## WHAT IS NEEDED
The records that follow are to be repeated exactly, with the pictures removed.

= = =

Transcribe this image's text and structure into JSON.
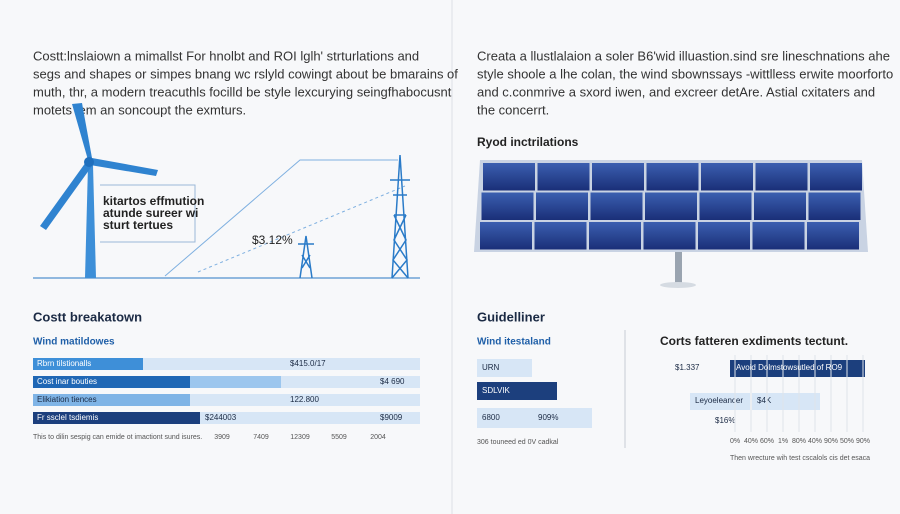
{
  "left": {
    "paragraph": [
      "Costt:lnslaiown a mimallst For hnolbt and ROI lglh' strturlations and",
      "segs and shapes or simpes bnang wc rslyld cowingt about be bmarains of",
      "muth, thr, a modern treacuthls focilld be style lexcurying seingfhabocusnt",
      "motets lem an soncoupt the exmturs."
    ],
    "illustration": {
      "box": [
        "kitartos effmution",
        "atunde sureer wi",
        "sturt tertues"
      ],
      "tag": "$3.12%"
    },
    "breakdown": {
      "title": "Costt breakatown",
      "subtitle": "Wind matildowes",
      "rows": [
        {
          "label": "Rbrn tilstionalls",
          "values": [
            "$415.0/17"
          ]
        },
        {
          "label": "Cost inar bouties",
          "values": [
            "$4 690"
          ]
        },
        {
          "label": "Elikiation tiences",
          "values": [
            "122.800"
          ]
        },
        {
          "label": "Fr ssclel tsdiemis",
          "values": [
            "$244003",
            "$9009"
          ]
        }
      ],
      "note": "This to dilin sespig can emide ot imactiont sund isures.",
      "axis": [
        "3909",
        "7409",
        "12309",
        "5509",
        "2004"
      ]
    }
  },
  "right": {
    "paragraph": [
      "Creata a llustlalaion a soler B6'wid illuastion.sind sre lineschnations ahe",
      "style shoole a lhe colan, the wind sbownssays -wittlless erwite moorforto",
      "and c.conmrive a sxord iwen, and excreer detAre. Astial cxitaters and",
      "the concerrt."
    ],
    "illustration": {
      "label": "Ryod inctrilations"
    },
    "guidelines": {
      "title": "Guidelliner",
      "subtitle": "Wind itestaland",
      "rows": [
        "URN",
        "SDLVIK",
        [
          "6800",
          "909%"
        ]
      ],
      "axis": "306 touneed ed 0V cadkal"
    },
    "costs": {
      "title": "Corts fatteren exdiments tectunt.",
      "rows": [
        {
          "value": "$1.337",
          "label": "Avoid Dolmstowsutled of RO9"
        },
        {
          "label": "Leyoeleancer",
          "value": "$4K"
        },
        "$16%"
      ],
      "axis": [
        "0%",
        "40%",
        "60%",
        "1%",
        "80%",
        "40%",
        "90%",
        "50%",
        "90%"
      ],
      "note": "Then wrecture wih test cscalols cis det esaca"
    }
  }
}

= = =

## OUTPUT FOR THIS TASK
Transcribe this image's text and structure into JSON.
{
  "left": {
    "paragraph": [
      "Costt:lnslaiown a mimallst For hnolbt and ROI lglh' strturlations and",
      "segs and shapes or simpes bnang wc rslyld cowingt about be bmarains of",
      "muth, thr, a modern treacuthls focilld be style lexcurying seingfhabocusnt",
      "motets lem an soncoupt the exmturs."
    ],
    "illustration": {
      "box": [
        "kitartos effmution",
        "atunde sureer wi",
        "sturt tertues"
      ],
      "tag": "$3.12%"
    },
    "breakdown": {
      "title": "Costt breakatown",
      "subtitle": "Wind matildowes",
      "rows": [
        {
          "label": "Rbrn tilstionalls",
          "values": [
            "$415.0/17"
          ]
        },
        {
          "label": "Cost inar bouties",
          "values": [
            "$4 690"
          ]
        },
        {
          "label": "Elikiation tiences",
          "values": [
            "122.800"
          ]
        },
        {
          "label": "Fr ssclel tsdiemis",
          "values": [
            "$244003",
            "$9009"
          ]
        }
      ],
      "note": "This to dilin sespig can emide ot imactiont sund isures.",
      "axis": [
        "3909",
        "7409",
        "12309",
        "5509",
        "2004"
      ]
    }
  },
  "right": {
    "paragraph": [
      "Creata a llustlalaion a soler B6'wid illuastion.sind sre lineschnations ahe",
      "style shoole a lhe colan, the wind sbownssays -wittlless erwite moorforto",
      "and c.conmrive a sxord iwen, and excreer detAre. Astial cxitaters and",
      "the concerrt."
    ],
    "illustration": {
      "label": "Ryod inctrilations"
    },
    "guidelines": {
      "title": "Guidelliner",
      "subtitle": "Wind itestaland",
      "rows": [
        "URN",
        "SDLVIK",
        [
          "6800",
          "909%"
        ]
      ],
      "axis": "306 touneed ed 0V cadkal"
    },
    "costs": {
      "title": "Corts fatteren exdiments tectunt.",
      "rows": [
        {
          "value": "$1.337",
          "label": "Avoid Dolmstowsutled of RO9"
        },
        {
          "label": "Leyoeleancer",
          "value": "$4K"
        },
        "$16%"
      ],
      "axis": [
        "0%",
        "40%",
        "60%",
        "1%",
        "80%",
        "40%",
        "90%",
        "50%",
        "90%"
      ],
      "note": "Then wrecture wih test cscalols cis det esaca"
    }
  }
}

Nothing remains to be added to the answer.